**** Record excerpts

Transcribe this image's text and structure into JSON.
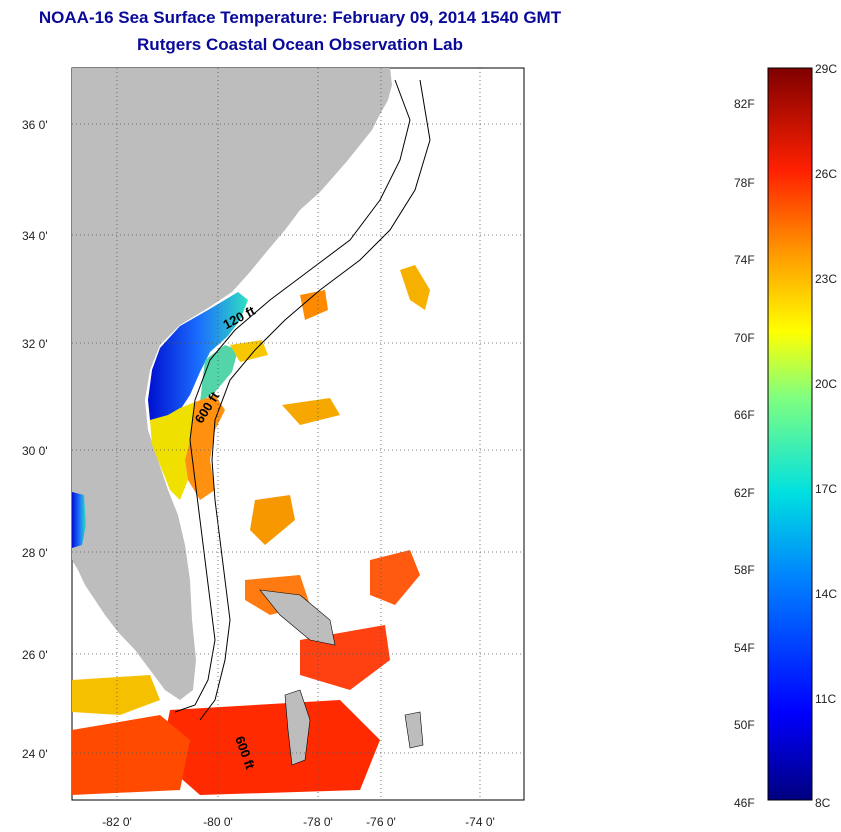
{
  "title": "NOAA-16 Sea Surface Temperature:  February 09, 2014 1540 GMT",
  "subtitle": "Rutgers Coastal Ocean Observation Lab",
  "lat_labels": [
    "36 0'",
    "34 0'",
    "32 0'",
    "30 0'",
    "28 0'",
    "26 0'",
    "24 0'"
  ],
  "lon_labels": [
    "-82 0'",
    "-80 0'",
    "-78 0'",
    "-76 0'",
    "-74 0'"
  ],
  "contour_labels": [
    "120 ft",
    "600 ft",
    "600 ft"
  ],
  "colorbar": {
    "fahrenheit": [
      "82F",
      "78F",
      "74F",
      "70F",
      "66F",
      "62F",
      "58F",
      "54F",
      "50F",
      "46F"
    ],
    "celsius": [
      "29C",
      "26C",
      "23C",
      "20C",
      "17C",
      "14C",
      "11C",
      "8C"
    ]
  },
  "colors": {
    "land": "#bdbdbd",
    "title": "#0a0a9a",
    "cold": "#00008b",
    "warm": "#7f0000"
  }
}
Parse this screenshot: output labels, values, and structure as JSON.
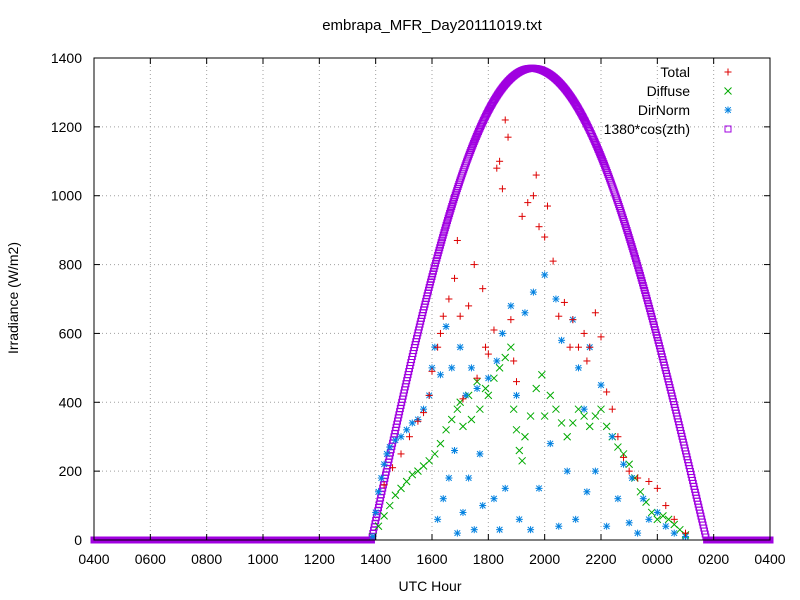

********

## [What the task requires]
Take the entries shown above and quote them verbatim, passing over the pictures.

## [Reply]
Transcribe this image's text and structure into JSON.
{
  "title": "NOAA-16 Sea Surface Temperature:  February 09, 2014 1540 GMT",
  "subtitle": "Rutgers Coastal Ocean Observation Lab",
  "lat_labels": [
    "36 0'",
    "34 0'",
    "32 0'",
    "30 0'",
    "28 0'",
    "26 0'",
    "24 0'"
  ],
  "lon_labels": [
    "-82 0'",
    "-80 0'",
    "-78 0'",
    "-76 0'",
    "-74 0'"
  ],
  "contour_labels": [
    "120 ft",
    "600 ft",
    "600 ft"
  ],
  "colorbar": {
    "fahrenheit": [
      "82F",
      "78F",
      "74F",
      "70F",
      "66F",
      "62F",
      "58F",
      "54F",
      "50F",
      "46F"
    ],
    "celsius": [
      "29C",
      "26C",
      "23C",
      "20C",
      "17C",
      "14C",
      "11C",
      "8C"
    ]
  },
  "colors": {
    "land": "#bdbdbd",
    "title": "#0a0a9a",
    "cold": "#00008b",
    "warm": "#7f0000"
  }
}
Parse this screenshot: output labels, values, and structure as JSON.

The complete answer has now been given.